Problem description> Every line in the material below that includes "check" should be copied.

___ Exercise data

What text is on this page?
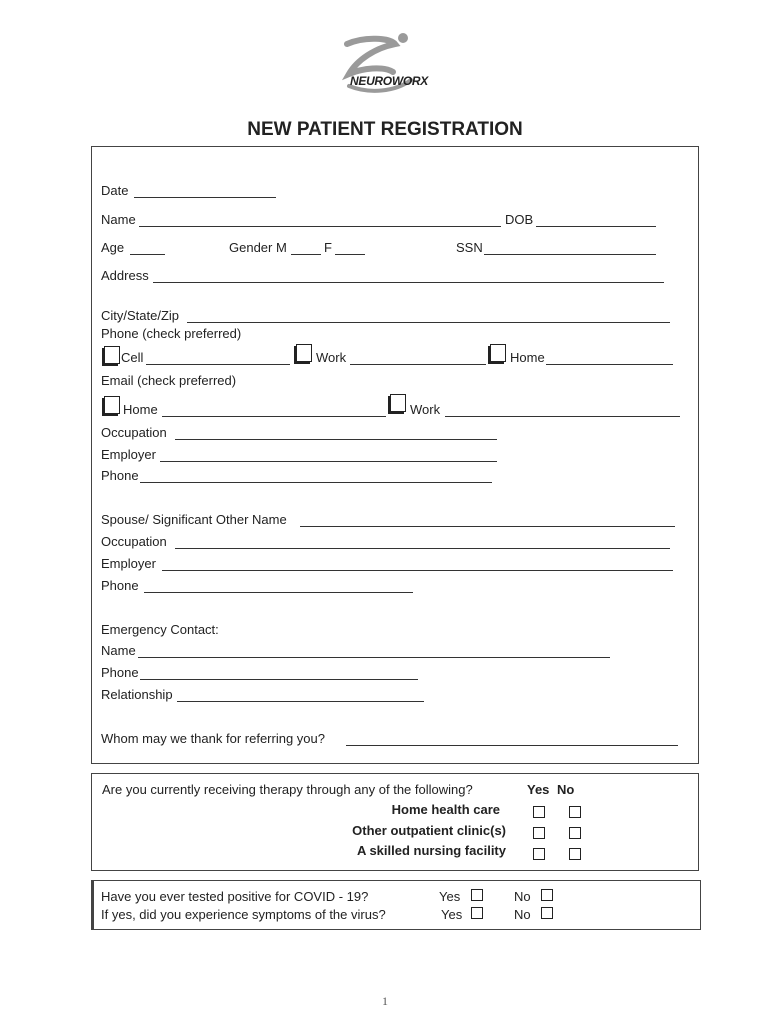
NEUROWORX
NEW PATIENT REGISTRATION
Date
Name	DOB
Age	Gender M	F	SSN
Address
City/State/Zip
Phone (check preferred)
Cell	Work	Home
Email (check preferred)
Home	Work
Occupation
Employer
Phone
Spouse/ Significant Other Name
Occupation
Employer
Phone
Emergency Contact:
Name
Phone
Relationship
Whom may we thank for referring you?
Are you currently receiving therapy through any of the following?	Yes No
Home health care
Other outpatient clinic(s)
A skilled nursing facility
Have you ever tested positive for COVID - 19?	Yes	No
If yes, did you experience symptoms of the virus?	Yes	No
1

______

Solution to the problem>
Phone (check preferred)
Email (check preferred)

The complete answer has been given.